*Exercise aim*: Look below. Copy each line that has "orbire" in it.

*Data entries*:
## Begin
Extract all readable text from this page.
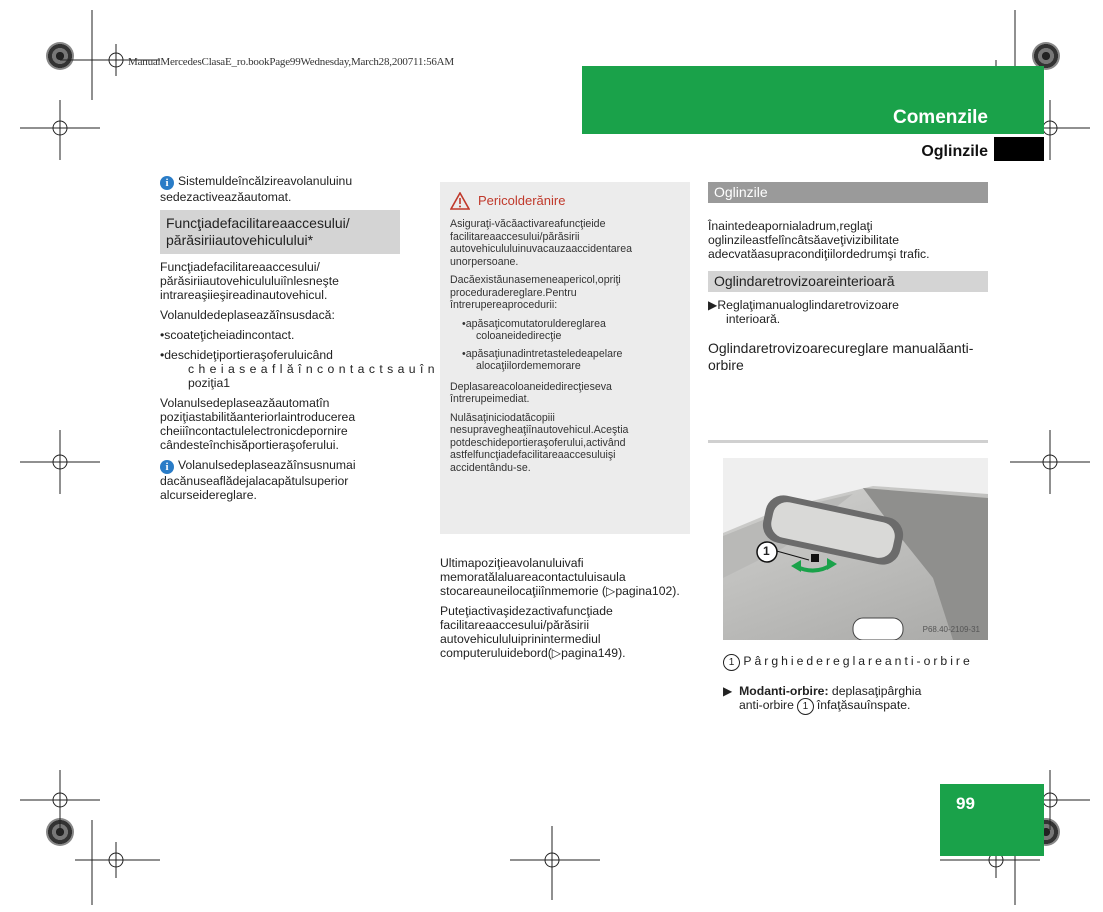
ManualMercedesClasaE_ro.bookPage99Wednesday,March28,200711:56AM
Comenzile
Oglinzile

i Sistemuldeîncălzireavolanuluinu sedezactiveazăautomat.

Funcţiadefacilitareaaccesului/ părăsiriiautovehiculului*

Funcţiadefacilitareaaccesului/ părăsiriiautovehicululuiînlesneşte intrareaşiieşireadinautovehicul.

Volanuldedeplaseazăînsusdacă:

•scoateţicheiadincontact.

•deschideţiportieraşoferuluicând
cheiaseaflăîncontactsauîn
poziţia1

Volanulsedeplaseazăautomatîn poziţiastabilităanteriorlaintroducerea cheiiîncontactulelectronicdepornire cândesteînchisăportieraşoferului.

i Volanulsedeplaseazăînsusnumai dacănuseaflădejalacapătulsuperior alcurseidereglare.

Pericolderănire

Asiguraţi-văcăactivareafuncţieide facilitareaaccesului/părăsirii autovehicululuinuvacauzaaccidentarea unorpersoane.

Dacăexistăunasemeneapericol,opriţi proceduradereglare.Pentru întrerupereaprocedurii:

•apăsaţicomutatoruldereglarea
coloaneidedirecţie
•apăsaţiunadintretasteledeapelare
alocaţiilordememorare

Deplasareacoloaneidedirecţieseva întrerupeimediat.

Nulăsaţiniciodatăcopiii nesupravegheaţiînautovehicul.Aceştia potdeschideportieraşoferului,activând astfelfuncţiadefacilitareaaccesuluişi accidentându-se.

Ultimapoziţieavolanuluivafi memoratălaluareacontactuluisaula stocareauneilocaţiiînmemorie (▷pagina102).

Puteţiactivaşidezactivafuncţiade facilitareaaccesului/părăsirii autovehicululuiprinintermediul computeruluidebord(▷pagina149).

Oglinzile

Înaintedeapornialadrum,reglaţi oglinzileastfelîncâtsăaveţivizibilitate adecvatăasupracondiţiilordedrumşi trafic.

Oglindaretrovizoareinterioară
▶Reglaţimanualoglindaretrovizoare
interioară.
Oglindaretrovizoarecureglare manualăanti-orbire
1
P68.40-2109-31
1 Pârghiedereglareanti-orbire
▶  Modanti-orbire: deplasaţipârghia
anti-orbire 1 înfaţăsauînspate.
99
## End
*Solution below*:
Oglindaretrovizoarecureglare manualăanti-orbire
1 Pârghiedereglareanti-orbire
▶  Modanti-orbire: deplasaţipârghia
anti-orbire 1 înfaţăsauînspate.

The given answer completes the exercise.